=== STORED ROWS ===
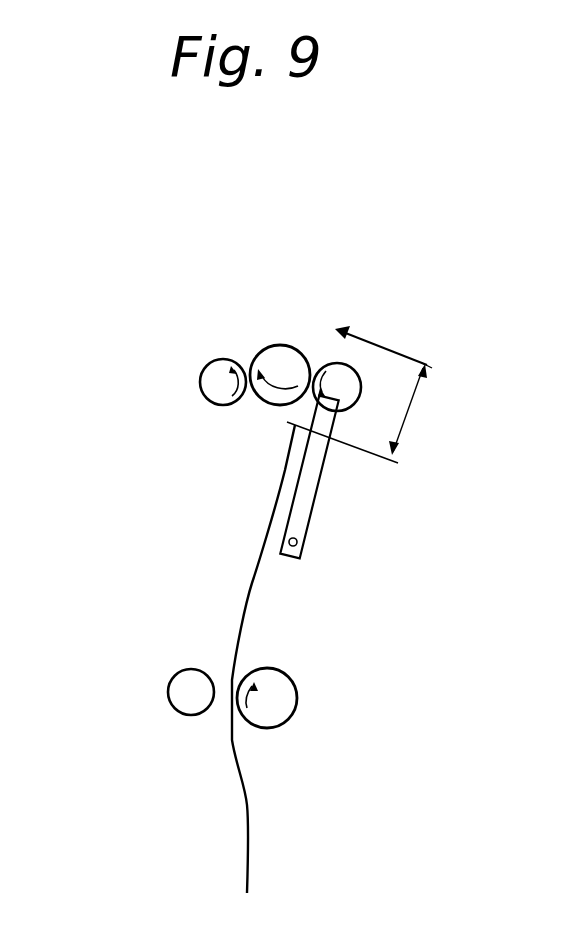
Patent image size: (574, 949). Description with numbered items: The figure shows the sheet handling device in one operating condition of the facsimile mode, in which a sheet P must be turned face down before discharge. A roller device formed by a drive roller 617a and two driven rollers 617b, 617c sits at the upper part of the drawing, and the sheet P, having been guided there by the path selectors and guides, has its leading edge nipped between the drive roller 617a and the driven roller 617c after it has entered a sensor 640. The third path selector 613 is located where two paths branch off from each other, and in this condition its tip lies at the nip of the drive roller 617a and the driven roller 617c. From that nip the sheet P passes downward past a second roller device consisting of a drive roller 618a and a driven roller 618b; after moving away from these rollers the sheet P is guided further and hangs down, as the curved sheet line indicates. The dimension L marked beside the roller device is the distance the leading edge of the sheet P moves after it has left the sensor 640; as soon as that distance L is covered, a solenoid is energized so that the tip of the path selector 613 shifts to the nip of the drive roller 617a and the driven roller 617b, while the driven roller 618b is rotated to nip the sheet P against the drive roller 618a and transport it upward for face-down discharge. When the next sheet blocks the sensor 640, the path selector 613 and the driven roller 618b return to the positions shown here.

The sheet P is at (252, 582).
The third path selector 613 is at (312, 525).
The drive roller 617a is at (277, 345).
The driven roller 617b is at (200, 378).
The driven roller 617c is at (358, 376).
The drive roller 618a is at (297, 690).
The driven roller 618b is at (168, 682).
The sensor 640 is at (340, 330).
The distance L is at (357, 413).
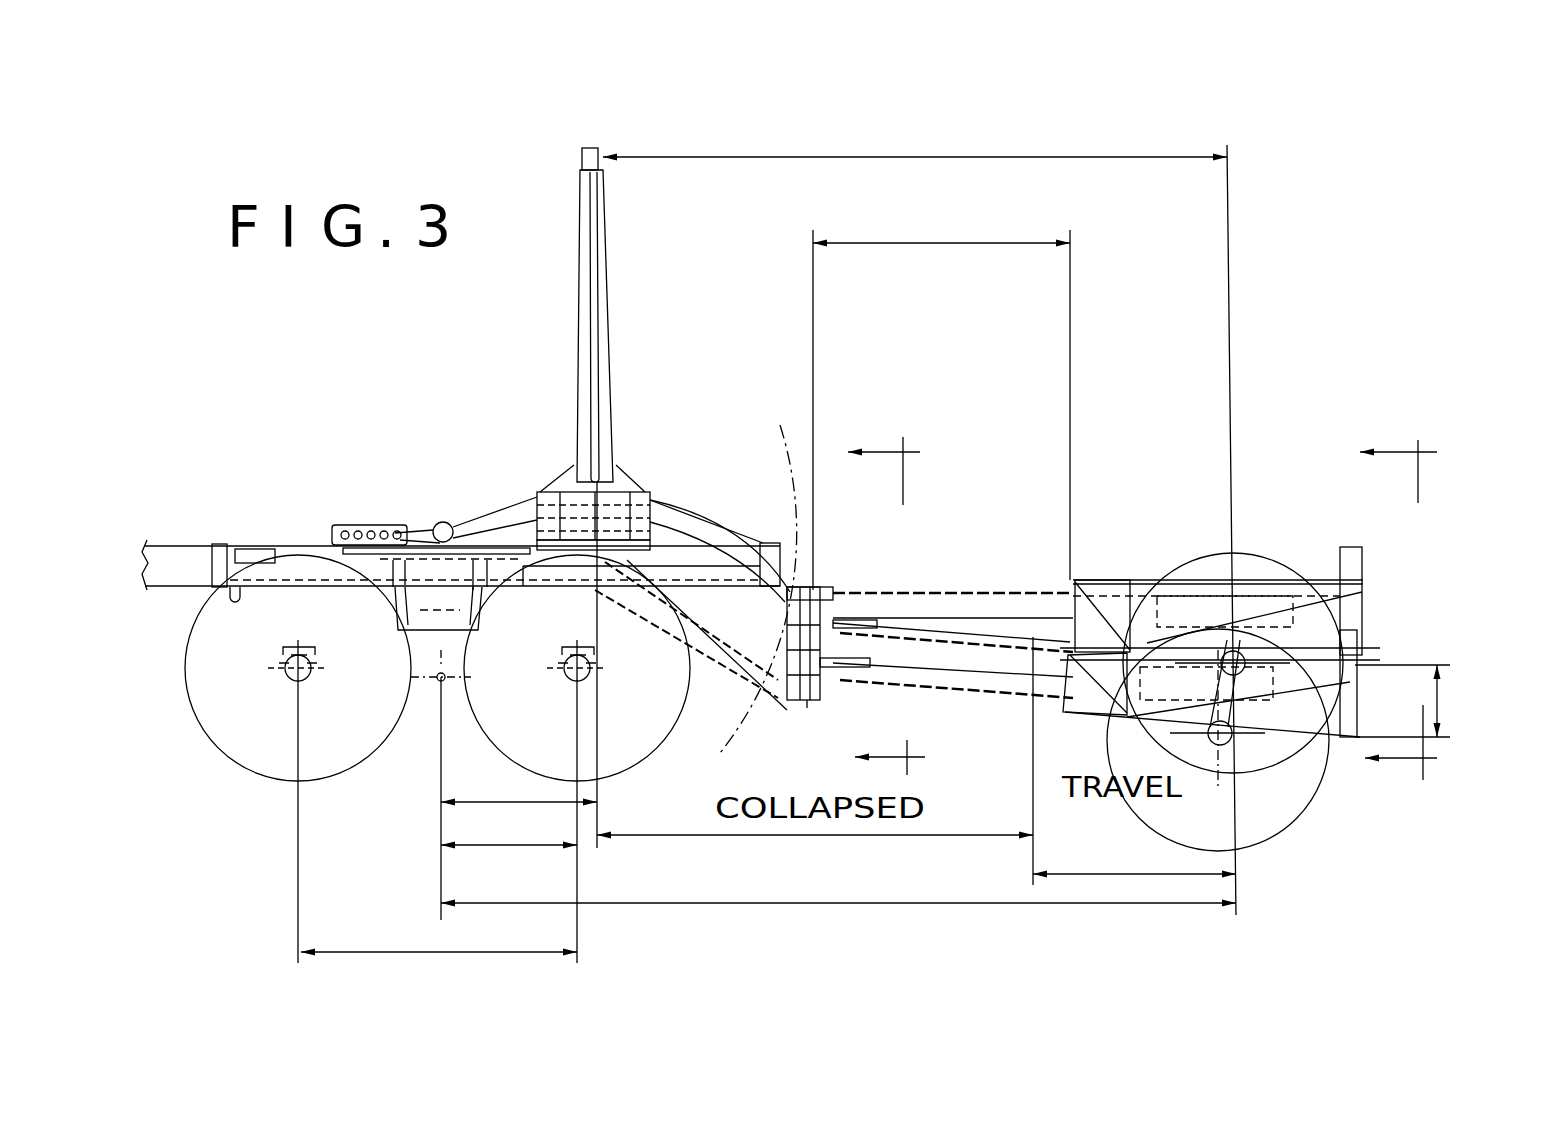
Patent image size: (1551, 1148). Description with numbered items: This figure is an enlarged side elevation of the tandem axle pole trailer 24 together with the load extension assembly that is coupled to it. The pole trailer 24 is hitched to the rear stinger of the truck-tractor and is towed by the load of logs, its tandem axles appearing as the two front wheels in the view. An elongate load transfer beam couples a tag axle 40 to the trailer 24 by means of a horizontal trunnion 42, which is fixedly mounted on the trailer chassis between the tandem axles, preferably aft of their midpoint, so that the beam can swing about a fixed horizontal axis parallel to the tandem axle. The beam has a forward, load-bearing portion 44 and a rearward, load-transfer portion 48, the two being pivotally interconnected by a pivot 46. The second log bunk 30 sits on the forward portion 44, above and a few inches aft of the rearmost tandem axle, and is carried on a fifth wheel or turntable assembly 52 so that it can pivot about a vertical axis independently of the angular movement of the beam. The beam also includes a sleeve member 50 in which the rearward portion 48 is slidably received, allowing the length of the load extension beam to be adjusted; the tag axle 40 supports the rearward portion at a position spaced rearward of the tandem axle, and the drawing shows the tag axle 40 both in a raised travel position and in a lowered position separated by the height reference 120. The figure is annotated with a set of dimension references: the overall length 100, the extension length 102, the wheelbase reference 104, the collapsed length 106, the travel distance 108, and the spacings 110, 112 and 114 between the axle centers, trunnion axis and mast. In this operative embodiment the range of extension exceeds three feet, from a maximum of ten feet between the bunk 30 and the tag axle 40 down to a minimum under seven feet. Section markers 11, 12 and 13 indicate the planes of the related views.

The pole trailer 24 is at (188, 543).
The second log bunk 30 is at (572, 333).
The tag axle 40 is at (1287, 580).
The trunnion 42 is at (436, 522).
The forward load-bearing portion 44 is at (722, 520).
The pivot 46 is at (832, 580).
The rearward load-transfer portion 48 is at (965, 590).
The sleeve member 50 is at (1100, 578).
The fifth wheel or turntable assembly 52 is at (640, 487).
The overall length dimension 100 is at (936, 154).
The arm extension dimension 102 is at (973, 242).
The wheelbase dimension 104 is at (858, 903).
The collapsed length dimension 106 is at (845, 835).
The travel distance dimension 108 is at (1080, 874).
The front axle spacing dimension 110 is at (378, 952).
The pivot offset dimension 112 is at (515, 845).
The mast offset dimension 114 is at (525, 802).
The wheel drop dimension 120 is at (1440, 698).
The section line FIG. 11 is at (935, 457).
The section line FIG. 12 is at (937, 767).
The section line FIG. 13 is at (1413, 600).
===
* **INSTRUCTIONS FOR THE TASK**
Reproduce all of the lines above word for word, leaving out the pictures.

* **WRITTEN RESPONSE**
Patent image size: (574, 949). Description with numbered items: The figure shows the sheet handling device in one operating condition of the facsimile mode, in which a sheet P must be turned face down before discharge. A roller device formed by a drive roller 617a and two driven rollers 617b, 617c sits at the upper part of the drawing, and the sheet P, having been guided there by the path selectors and guides, has its leading edge nipped between the drive roller 617a and the driven roller 617c after it has entered a sensor 640. The third path selector 613 is located where two paths branch off from each other, and in this condition its tip lies at the nip of the drive roller 617a and the driven roller 617c. From that nip the sheet P passes downward past a second roller device consisting of a drive roller 618a and a driven roller 618b; after moving away from these rollers the sheet P is guided further and hangs down, as the curved sheet line indicates. The dimension L marked beside the roller device is the distance the leading edge of the sheet P moves after it has left the sensor 640; as soon as that distance L is covered, a solenoid is energized so that the tip of the path selector 613 shifts to the nip of the drive roller 617a and the driven roller 617b, while the driven roller 618b is rotated to nip the sheet P against the drive roller 618a and transport it upward for face-down discharge. When the next sheet blocks the sensor 640, the path selector 613 and the driven roller 618b return to the positions shown here.

The sheet P is at (252, 582).
The third path selector 613 is at (312, 525).
The drive roller 617a is at (277, 345).
The driven roller 617b is at (200, 378).
The driven roller 617c is at (358, 376).
The drive roller 618a is at (297, 690).
The driven roller 618b is at (168, 682).
The sensor 640 is at (340, 330).
The distance L is at (357, 413).
Patent image size: (1551, 1148). Description with numbered items: This figure is an enlarged side elevation of the tandem axle pole trailer 24 together with the load extension assembly that is coupled to it. The pole trailer 24 is hitched to the rear stinger of the truck-tractor and is towed by the load of logs, its tandem axles appearing as the two front wheels in the view. An elongate load transfer beam couples a tag axle 40 to the trailer 24 by means of a horizontal trunnion 42, which is fixedly mounted on the trailer chassis between the tandem axles, preferably aft of their midpoint, so that the beam can swing about a fixed horizontal axis parallel to the tandem axle. The beam has a forward, load-bearing portion 44 and a rearward, load-transfer portion 48, the two being pivotally interconnected by a pivot 46. The second log bunk 30 sits on the forward portion 44, above and a few inches aft of the rearmost tandem axle, and is carried on a fifth wheel or turntable assembly 52 so that it can pivot about a vertical axis independently of the angular movement of the beam. The beam also includes a sleeve member 50 in which the rearward portion 48 is slidably received, allowing the length of the load extension beam to be adjusted; the tag axle 40 supports the rearward portion at a position spaced rearward of the tandem axle, and the drawing shows the tag axle 40 both in a raised travel position and in a lowered position separated by the height reference 120. The figure is annotated with a set of dimension references: the overall length 100, the extension length 102, the wheelbase reference 104, the collapsed length 106, the travel distance 108, and the spacings 110, 112 and 114 between the axle centers, trunnion axis and mast. In this operative embodiment the range of extension exceeds three feet, from a maximum of ten feet between the bunk 30 and the tag axle 40 down to a minimum under seven feet. Section markers 11, 12 and 13 indicate the planes of the related views.

The pole trailer 24 is at (188, 543).
The second log bunk 30 is at (572, 333).
The tag axle 40 is at (1287, 580).
The trunnion 42 is at (436, 522).
The forward load-bearing portion 44 is at (722, 520).
The pivot 46 is at (832, 580).
The rearward load-transfer portion 48 is at (965, 590).
The sleeve member 50 is at (1100, 578).
The fifth wheel or turntable assembly 52 is at (640, 487).
The overall length dimension 100 is at (936, 154).
The arm extension dimension 102 is at (973, 242).
The wheelbase dimension 104 is at (858, 903).
The collapsed length dimension 106 is at (845, 835).
The travel distance dimension 108 is at (1080, 874).
The front axle spacing dimension 110 is at (378, 952).
The pivot offset dimension 112 is at (515, 845).
The mast offset dimension 114 is at (525, 802).
The wheel drop dimension 120 is at (1440, 698).
The section line FIG. 11 is at (935, 457).
The section line FIG. 12 is at (937, 767).
The section line FIG. 13 is at (1413, 600).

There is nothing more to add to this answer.